> _Prompt_: Pictures do not belong in the copy, so please give every entry below again exactly.

--- Begin ---

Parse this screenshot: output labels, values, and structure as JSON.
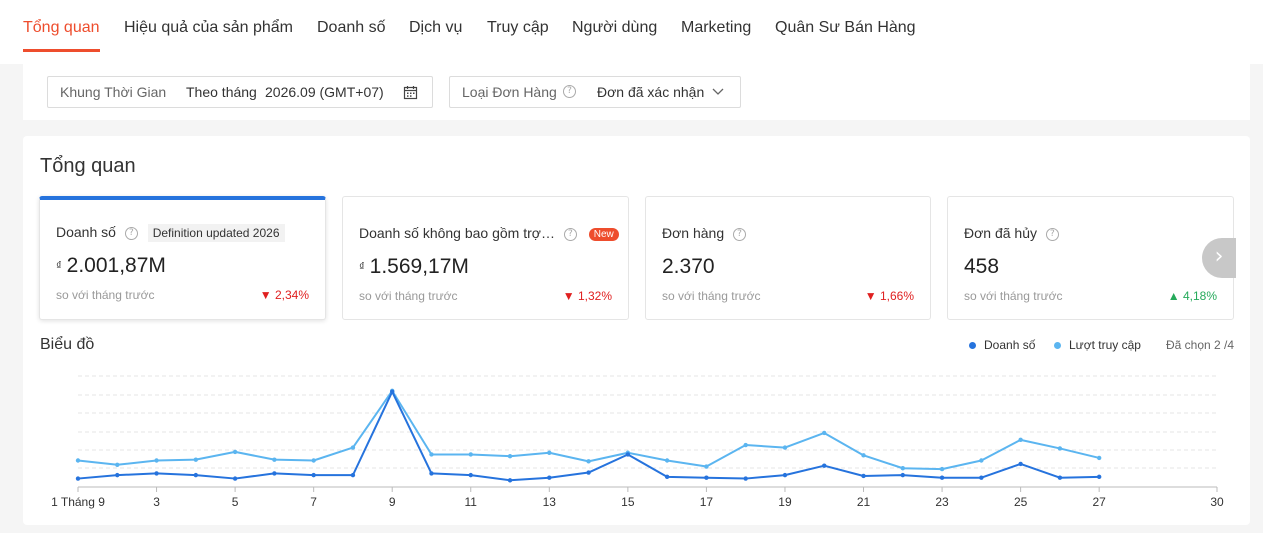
{
  "nav": {
    "tabs": [
      {
        "label": "Tổng quan",
        "active": true
      },
      {
        "label": "Hiệu quả của sản phẩm"
      },
      {
        "label": "Doanh số"
      },
      {
        "label": "Dịch vụ"
      },
      {
        "label": "Truy cập"
      },
      {
        "label": "Người dùng"
      },
      {
        "label": "Marketing"
      },
      {
        "label": "Quân Sư Bán Hàng"
      }
    ]
  },
  "filters": {
    "time": {
      "label": "Khung Thời Gian",
      "mode": "Theo tháng",
      "value": "2026.09 (GMT+07)",
      "icon": "calendar-icon"
    },
    "order_type": {
      "label": "Loại Đơn Hàng",
      "value": "Đơn đã xác nhận",
      "help": "?",
      "icon": "chevron-down-icon"
    }
  },
  "overview": {
    "title": "Tổng quan",
    "help": "?",
    "compare_label": "so với tháng trước",
    "currency": "₫",
    "metrics": [
      {
        "title": "Doanh số",
        "badge": "Definition updated 2026",
        "value": "2.001,87M",
        "change": "2,34%",
        "direction": "down",
        "arrow": "▼",
        "selected": true
      },
      {
        "title": "Doanh số không bao gồm trợ…",
        "badge_new": "New",
        "value": "1.569,17M",
        "change": "1,32%",
        "direction": "down",
        "arrow": "▼"
      },
      {
        "title": "Đơn hàng",
        "value": "2.370",
        "change": "1,66%",
        "direction": "down",
        "arrow": "▼"
      },
      {
        "title": "Đơn đã hủy",
        "value": "458",
        "change": "4,18%",
        "direction": "up",
        "arrow": "▲"
      }
    ],
    "next_icon": "chevron-right-icon",
    "next_glyph": "›"
  },
  "chart_section": {
    "title": "Biểu đồ",
    "selected_label": "Đã chọn 2 /4"
  },
  "colors": {
    "accent": "#ee4d2d",
    "series_sales": "#2673dd",
    "series_visits": "#5bb5f0"
  },
  "chart_data": {
    "type": "line",
    "x": [
      1,
      2,
      3,
      4,
      5,
      6,
      7,
      8,
      9,
      10,
      11,
      12,
      13,
      14,
      15,
      16,
      17,
      18,
      19,
      20,
      21,
      22,
      23,
      24,
      25,
      26,
      27
    ],
    "xlim": [
      1,
      30
    ],
    "xticks": [
      1,
      3,
      5,
      7,
      9,
      11,
      13,
      15,
      17,
      19,
      21,
      23,
      25,
      27,
      30
    ],
    "xtick_labels": [
      "1 Tháng 9",
      "3",
      "5",
      "7",
      "9",
      "11",
      "13",
      "15",
      "17",
      "19",
      "21",
      "23",
      "25",
      "27",
      "30"
    ],
    "y_axis_labels_shown": false,
    "grid": true,
    "legend_position": "top-right",
    "series": [
      {
        "name": "Doanh số",
        "color": "#2673dd",
        "values": [
          4,
          8,
          10,
          8,
          4,
          10,
          8,
          8,
          105,
          10,
          8,
          2,
          5,
          11,
          32,
          6,
          5,
          4,
          8,
          19,
          7,
          8,
          5,
          5,
          21,
          5,
          6
        ]
      },
      {
        "name": "Lượt truy cập",
        "color": "#5bb5f0",
        "values": [
          25,
          20,
          25,
          26,
          35,
          26,
          25,
          40,
          106,
          32,
          32,
          30,
          34,
          24,
          34,
          25,
          18,
          43,
          40,
          57,
          31,
          16,
          15,
          25,
          49,
          39,
          28
        ]
      }
    ]
  }
}
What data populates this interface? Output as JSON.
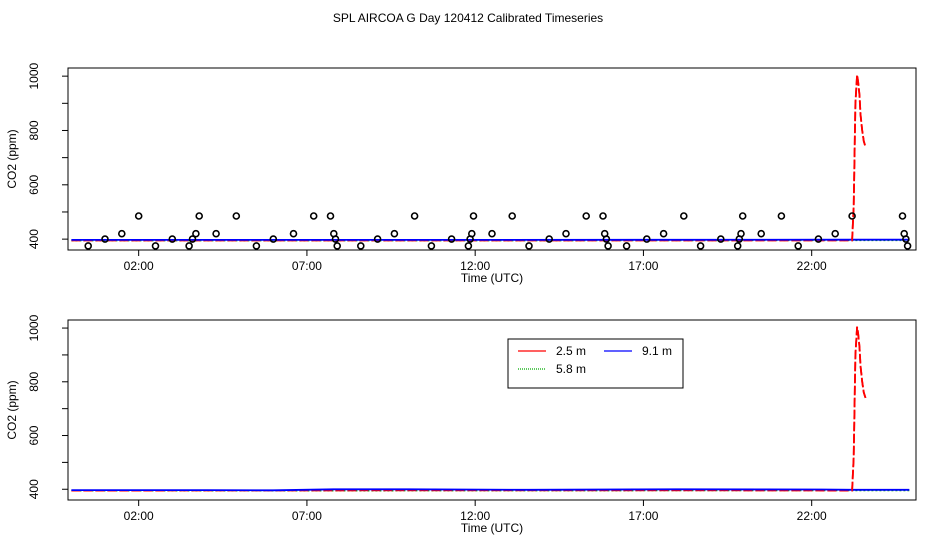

--- End ---

> _Completed task_:
Parse this screenshot: output labels, values, and structure as JSON.
{
  "nav": {
    "tabs": [
      {
        "label": "Tổng quan",
        "active": true
      },
      {
        "label": "Hiệu quả của sản phẩm"
      },
      {
        "label": "Doanh số"
      },
      {
        "label": "Dịch vụ"
      },
      {
        "label": "Truy cập"
      },
      {
        "label": "Người dùng"
      },
      {
        "label": "Marketing"
      },
      {
        "label": "Quân Sư Bán Hàng"
      }
    ]
  },
  "filters": {
    "time": {
      "label": "Khung Thời Gian",
      "mode": "Theo tháng",
      "value": "2026.09 (GMT+07)",
      "icon": "calendar-icon"
    },
    "order_type": {
      "label": "Loại Đơn Hàng",
      "value": "Đơn đã xác nhận",
      "help": "?",
      "icon": "chevron-down-icon"
    }
  },
  "overview": {
    "title": "Tổng quan",
    "help": "?",
    "compare_label": "so với tháng trước",
    "currency": "₫",
    "metrics": [
      {
        "title": "Doanh số",
        "badge": "Definition updated 2026",
        "value": "2.001,87M",
        "change": "2,34%",
        "direction": "down",
        "arrow": "▼",
        "selected": true
      },
      {
        "title": "Doanh số không bao gồm trợ…",
        "badge_new": "New",
        "value": "1.569,17M",
        "change": "1,32%",
        "direction": "down",
        "arrow": "▼"
      },
      {
        "title": "Đơn hàng",
        "value": "2.370",
        "change": "1,66%",
        "direction": "down",
        "arrow": "▼"
      },
      {
        "title": "Đơn đã hủy",
        "value": "458",
        "change": "4,18%",
        "direction": "up",
        "arrow": "▲"
      }
    ],
    "next_icon": "chevron-right-icon",
    "next_glyph": "›"
  },
  "chart_section": {
    "title": "Biểu đồ",
    "selected_label": "Đã chọn 2 /4"
  },
  "colors": {
    "accent": "#ee4d2d",
    "series_sales": "#2673dd",
    "series_visits": "#5bb5f0"
  },
  "chart_data": {
    "type": "line",
    "x": [
      1,
      2,
      3,
      4,
      5,
      6,
      7,
      8,
      9,
      10,
      11,
      12,
      13,
      14,
      15,
      16,
      17,
      18,
      19,
      20,
      21,
      22,
      23,
      24,
      25,
      26,
      27
    ],
    "xlim": [
      1,
      30
    ],
    "xticks": [
      1,
      3,
      5,
      7,
      9,
      11,
      13,
      15,
      17,
      19,
      21,
      23,
      25,
      27,
      30
    ],
    "xtick_labels": [
      "1 Tháng 9",
      "3",
      "5",
      "7",
      "9",
      "11",
      "13",
      "15",
      "17",
      "19",
      "21",
      "23",
      "25",
      "27",
      "30"
    ],
    "y_axis_labels_shown": false,
    "grid": true,
    "legend_position": "top-right",
    "series": [
      {
        "name": "Doanh số",
        "color": "#2673dd",
        "values": [
          4,
          8,
          10,
          8,
          4,
          10,
          8,
          8,
          105,
          10,
          8,
          2,
          5,
          11,
          32,
          6,
          5,
          4,
          8,
          19,
          7,
          8,
          5,
          5,
          21,
          5,
          6
        ]
      },
      {
        "name": "Lượt truy cập",
        "color": "#5bb5f0",
        "values": [
          25,
          20,
          25,
          26,
          35,
          26,
          25,
          40,
          106,
          32,
          32,
          30,
          34,
          24,
          34,
          25,
          18,
          43,
          40,
          57,
          31,
          16,
          15,
          25,
          49,
          39,
          28
        ]
      }
    ]
  }
}
What data populates this interface? Output as JSON.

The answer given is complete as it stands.